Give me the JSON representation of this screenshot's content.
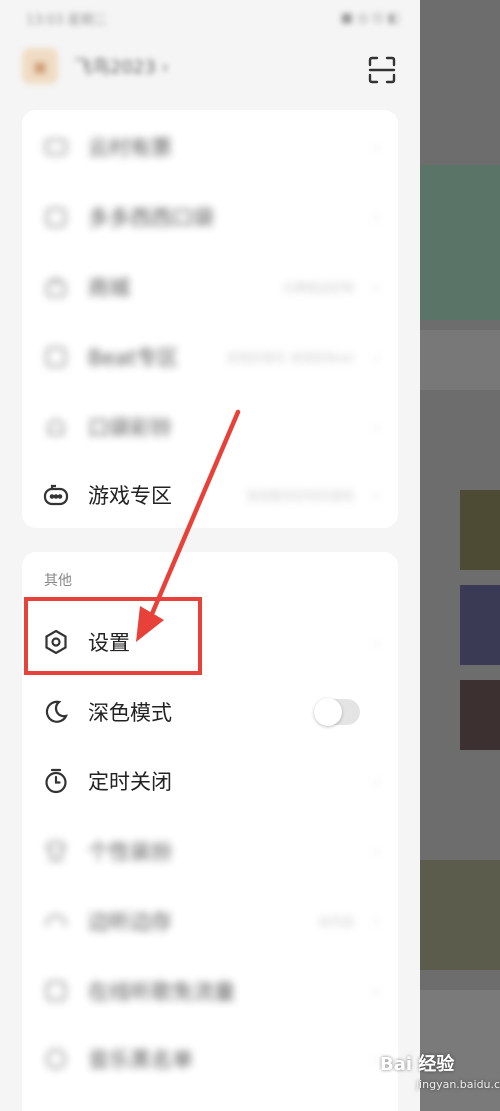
{
  "status_bar": {
    "time": "13:03 星期二",
    "battery": "■ ◎ ⊡ ◧"
  },
  "profile": {
    "name": "飞鸟2023 ›"
  },
  "menu_top": [
    {
      "label": "云村有票",
      "sub": "",
      "icon": "ticket-icon"
    },
    {
      "label": "多多西西口袋",
      "sub": "",
      "icon": "shop-icon"
    },
    {
      "label": "商城",
      "sub": "大牌周边好物",
      "icon": "bag-icon"
    },
    {
      "label": "Beat专区",
      "sub": "发现好音乐 发现好Beat",
      "icon": "beat-icon"
    },
    {
      "label": "口袋彩铃",
      "sub": "",
      "icon": "bell-icon"
    },
    {
      "label": "游戏专区",
      "sub": "发现更多好玩的游戏",
      "icon": "game-icon"
    }
  ],
  "section_other": {
    "title": "其他"
  },
  "menu_bottom": [
    {
      "label": "设置",
      "icon": "settings-icon"
    },
    {
      "label": "深色模式",
      "icon": "moon-icon"
    },
    {
      "label": "定时关闭",
      "icon": "timer-icon"
    },
    {
      "label": "个性装扮",
      "icon": "shirt-icon"
    },
    {
      "label": "边听边存",
      "sub": "未开启",
      "icon": "headphones-icon"
    },
    {
      "label": "在线听歌免流量",
      "icon": "data-icon"
    },
    {
      "label": "音乐黑名单",
      "icon": "block-icon"
    }
  ],
  "toggles": {
    "dark_mode_on": false
  },
  "watermark": {
    "text": "Bai 经验",
    "sub": "jingyan.baidu.com"
  },
  "colors": {
    "highlight": "#e8413a",
    "card": "#ffffff",
    "drawer_bg": "#f5f5f5"
  }
}
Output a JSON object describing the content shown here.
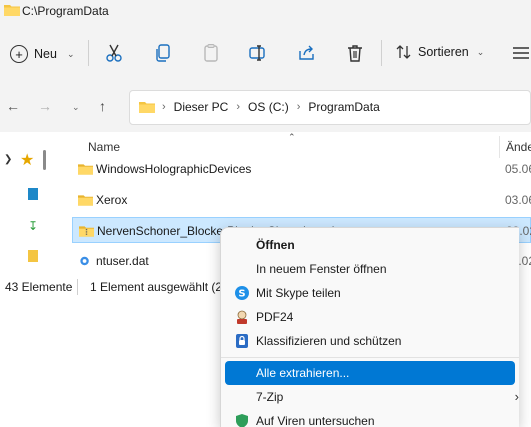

----------------------------------------

* _Problem description_
Make an exact copy of the data above, pictures excluded.

* _Correct output_
Give me the JSON representation of this screenshot's content.
{
  "status_bar": {
    "time": "13:03 星期二",
    "battery": "■ ◎ ⊡ ◧"
  },
  "profile": {
    "name": "飞鸟2023 ›"
  },
  "menu_top": [
    {
      "label": "云村有票",
      "sub": "",
      "icon": "ticket-icon"
    },
    {
      "label": "多多西西口袋",
      "sub": "",
      "icon": "shop-icon"
    },
    {
      "label": "商城",
      "sub": "大牌周边好物",
      "icon": "bag-icon"
    },
    {
      "label": "Beat专区",
      "sub": "发现好音乐 发现好Beat",
      "icon": "beat-icon"
    },
    {
      "label": "口袋彩铃",
      "sub": "",
      "icon": "bell-icon"
    },
    {
      "label": "游戏专区",
      "sub": "发现更多好玩的游戏",
      "icon": "game-icon"
    }
  ],
  "section_other": {
    "title": "其他"
  },
  "menu_bottom": [
    {
      "label": "设置",
      "icon": "settings-icon"
    },
    {
      "label": "深色模式",
      "icon": "moon-icon"
    },
    {
      "label": "定时关闭",
      "icon": "timer-icon"
    },
    {
      "label": "个性装扮",
      "icon": "shirt-icon"
    },
    {
      "label": "边听边存",
      "sub": "未开启",
      "icon": "headphones-icon"
    },
    {
      "label": "在线听歌免流量",
      "icon": "data-icon"
    },
    {
      "label": "音乐黑名单",
      "icon": "block-icon"
    }
  ],
  "toggles": {
    "dark_mode_on": false
  },
  "watermark": {
    "text": "Bai 经验",
    "sub": "jingyan.baidu.com"
  },
  "colors": {
    "highlight": "#e8413a",
    "card": "#ffffff",
    "drawer_bg": "#f5f5f5"
  }
}
Output a JSON object describing the content shown here.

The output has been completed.